> [About this exercise]:
Reproduce the following passage on Dictyostelium Erk2 in full, word for word.

START Exercise text

Dictyostelium Erk2 is an atypical MAPK required for chemotaxis.

The Dictyostelium genome encodes only two MAPKs, Erk1 and Erk2, and both are expressed during growth and development. Reduced levels of Erk2 expression have been shown previously to restrict cAMP production during development but still allow for chemotactic movement. In this study the erk2 gene was disrupted to eliminate Erk2 function. The absence of Erk2 resulted in a complete loss of folate and cAMP chemotaxis suggesting that this MAPK plays an integral role in the signaling mechanisms involved with this cellular response. However, folate stimulation of early chemotactic responses, such as Ras and PI3K activation and rapid actin filament formation, were not affected by the loss of Erk2 function. The erk2- cells had a severe defect in growth on bacterial lawns but assays of bacterial cell engulfment displayed only subtle changes in the rate of bacterial engulfment. Only cells with no MAPK function, erk1-erk2- double mutants, displayed a severe proliferation defect in axenic medium. Loss of Erk2 impaired the phosphorylation of Erk1 in secondary responses to folate stimulation indicating that Erk2 has a role in the regulation of Erk1 activation during chemotaxis. Loss of the only known Dictyostelium MAPK kinase, MekA, prevented the phosphorylation of Erk1 but not Erk2 in response to folate and cAMP confirming that Erk2 is not regulated by a conventional MAP2K. This lack of MAP2K phosphorylation of Erk2 and the sequence similarity of Erk2 to mammalian MAPK15 (Erk8) suggest that the Dictyostelium Erk2 belongs to a group of atypical MAPKs. MAPK activation has been observed in chemotactic responses in a wide range of organisms but this study demonstrates an essential role for MAPK function in chemotactic movement. This study also confirms that MAPKs provide critical contributions to cell proliferation.

Acanthamoeba and Dictyostelium Use Different Foraging Strategies.

END Exercise text
START Data for review

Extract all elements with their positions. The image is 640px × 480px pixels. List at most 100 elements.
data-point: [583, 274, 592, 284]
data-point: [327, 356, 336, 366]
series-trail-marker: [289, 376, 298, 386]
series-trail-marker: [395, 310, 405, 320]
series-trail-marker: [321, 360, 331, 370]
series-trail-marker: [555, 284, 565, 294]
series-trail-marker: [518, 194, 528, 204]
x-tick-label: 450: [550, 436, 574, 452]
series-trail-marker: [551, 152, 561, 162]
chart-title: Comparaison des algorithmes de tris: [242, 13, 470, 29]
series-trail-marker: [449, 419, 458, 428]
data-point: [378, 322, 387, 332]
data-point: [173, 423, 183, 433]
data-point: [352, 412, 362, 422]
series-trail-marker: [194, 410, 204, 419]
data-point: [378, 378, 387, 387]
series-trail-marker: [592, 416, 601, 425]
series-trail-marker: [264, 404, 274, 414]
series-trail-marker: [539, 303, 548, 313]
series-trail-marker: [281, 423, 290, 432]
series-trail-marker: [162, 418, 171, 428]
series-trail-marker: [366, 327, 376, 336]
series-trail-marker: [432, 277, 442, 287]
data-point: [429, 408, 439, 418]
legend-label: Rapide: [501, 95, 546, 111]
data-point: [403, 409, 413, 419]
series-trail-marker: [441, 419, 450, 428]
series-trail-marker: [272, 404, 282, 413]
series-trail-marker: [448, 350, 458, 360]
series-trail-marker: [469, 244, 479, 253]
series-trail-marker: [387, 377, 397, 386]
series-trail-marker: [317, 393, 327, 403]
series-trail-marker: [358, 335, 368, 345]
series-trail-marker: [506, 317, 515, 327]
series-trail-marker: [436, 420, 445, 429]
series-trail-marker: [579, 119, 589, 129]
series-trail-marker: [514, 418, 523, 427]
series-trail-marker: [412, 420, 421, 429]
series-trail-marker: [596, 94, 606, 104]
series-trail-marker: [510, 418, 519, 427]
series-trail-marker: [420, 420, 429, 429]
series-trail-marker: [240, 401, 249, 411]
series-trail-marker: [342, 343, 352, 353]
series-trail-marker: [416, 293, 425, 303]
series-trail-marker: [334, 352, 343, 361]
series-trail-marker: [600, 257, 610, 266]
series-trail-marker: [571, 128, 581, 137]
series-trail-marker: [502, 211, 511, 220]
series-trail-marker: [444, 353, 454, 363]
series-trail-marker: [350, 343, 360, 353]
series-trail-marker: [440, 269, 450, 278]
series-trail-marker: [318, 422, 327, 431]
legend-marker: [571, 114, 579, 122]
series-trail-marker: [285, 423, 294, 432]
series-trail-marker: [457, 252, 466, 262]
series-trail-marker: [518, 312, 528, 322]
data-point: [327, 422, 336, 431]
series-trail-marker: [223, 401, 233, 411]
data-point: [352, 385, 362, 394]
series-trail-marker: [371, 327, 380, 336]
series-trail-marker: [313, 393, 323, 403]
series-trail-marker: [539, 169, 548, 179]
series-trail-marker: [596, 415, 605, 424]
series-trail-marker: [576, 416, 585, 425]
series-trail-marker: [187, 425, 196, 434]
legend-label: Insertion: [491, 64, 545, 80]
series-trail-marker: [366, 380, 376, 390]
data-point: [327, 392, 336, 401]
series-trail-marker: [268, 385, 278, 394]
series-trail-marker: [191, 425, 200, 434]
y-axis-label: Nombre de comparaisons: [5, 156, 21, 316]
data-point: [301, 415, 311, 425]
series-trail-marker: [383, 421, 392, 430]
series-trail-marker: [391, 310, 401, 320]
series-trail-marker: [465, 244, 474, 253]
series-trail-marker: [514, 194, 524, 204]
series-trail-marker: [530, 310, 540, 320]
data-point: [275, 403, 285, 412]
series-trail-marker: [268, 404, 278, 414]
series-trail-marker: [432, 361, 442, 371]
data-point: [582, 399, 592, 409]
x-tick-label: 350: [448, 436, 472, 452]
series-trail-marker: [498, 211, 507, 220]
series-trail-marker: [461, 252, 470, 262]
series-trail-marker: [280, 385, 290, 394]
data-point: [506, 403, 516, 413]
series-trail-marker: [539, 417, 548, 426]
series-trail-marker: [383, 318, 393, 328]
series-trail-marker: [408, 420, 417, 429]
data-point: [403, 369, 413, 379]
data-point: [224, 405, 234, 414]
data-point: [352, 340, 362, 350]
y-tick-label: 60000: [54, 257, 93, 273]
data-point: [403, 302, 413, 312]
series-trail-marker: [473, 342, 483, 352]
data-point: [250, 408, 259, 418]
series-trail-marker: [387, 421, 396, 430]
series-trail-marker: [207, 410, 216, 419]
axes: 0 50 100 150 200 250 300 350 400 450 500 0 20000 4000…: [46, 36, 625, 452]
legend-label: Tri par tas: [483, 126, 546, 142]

END Data for review

> [Task response]:
Dictyostelium Erk2 is an atypical MAPK required for chemotaxis.

The Dictyostelium genome encodes only two MAPKs, Erk1 and Erk2, and both are expressed during growth and development. Reduced levels of Erk2 expression have been shown previously to restrict cAMP production during development but still allow for chemotactic movement. In this study the erk2 gene was disrupted to eliminate Erk2 function. The absence of Erk2 resulted in a complete loss of folate and cAMP chemotaxis suggesting that this MAPK plays an integral role in the signaling mechanisms involved with this cellular response. However, folate stimulation of early chemotactic responses, such as Ras and PI3K activation and rapid actin filament formation, were not affected by the loss of Erk2 function. The erk2- cells had a severe defect in growth on bacterial lawns but assays of bacterial cell engulfment displayed only subtle changes in the rate of bacterial engulfment. Only cells with no MAPK function, erk1-erk2- double mutants, displayed a severe proliferation defect in axenic medium. Loss of Erk2 impaired the phosphorylation of Erk1 in secondary responses to folate stimulation indicating that Erk2 has a role in the regulation of Erk1 activation during chemotaxis. Loss of the only known Dictyostelium MAPK kinase, MekA, prevented the phosphorylation of Erk1 but not Erk2 in response to folate and cAMP confirming that Erk2 is not regulated by a conventional MAP2K. This lack of MAP2K phosphorylation of Erk2 and the sequence similarity of Erk2 to mammalian MAPK15 (Erk8) suggest that the Dictyostelium Erk2 belongs to a group of atypical MAPKs. MAPK activation has been observed in chemotactic responses in a wide range of organisms but this study demonstrates an essential role for MAPK function in chemotactic movement. This study also confirms that MAPKs provide critical contributions to cell proliferation.

Acanthamoeba and Dictyostelium Use Different Foraging Strategies.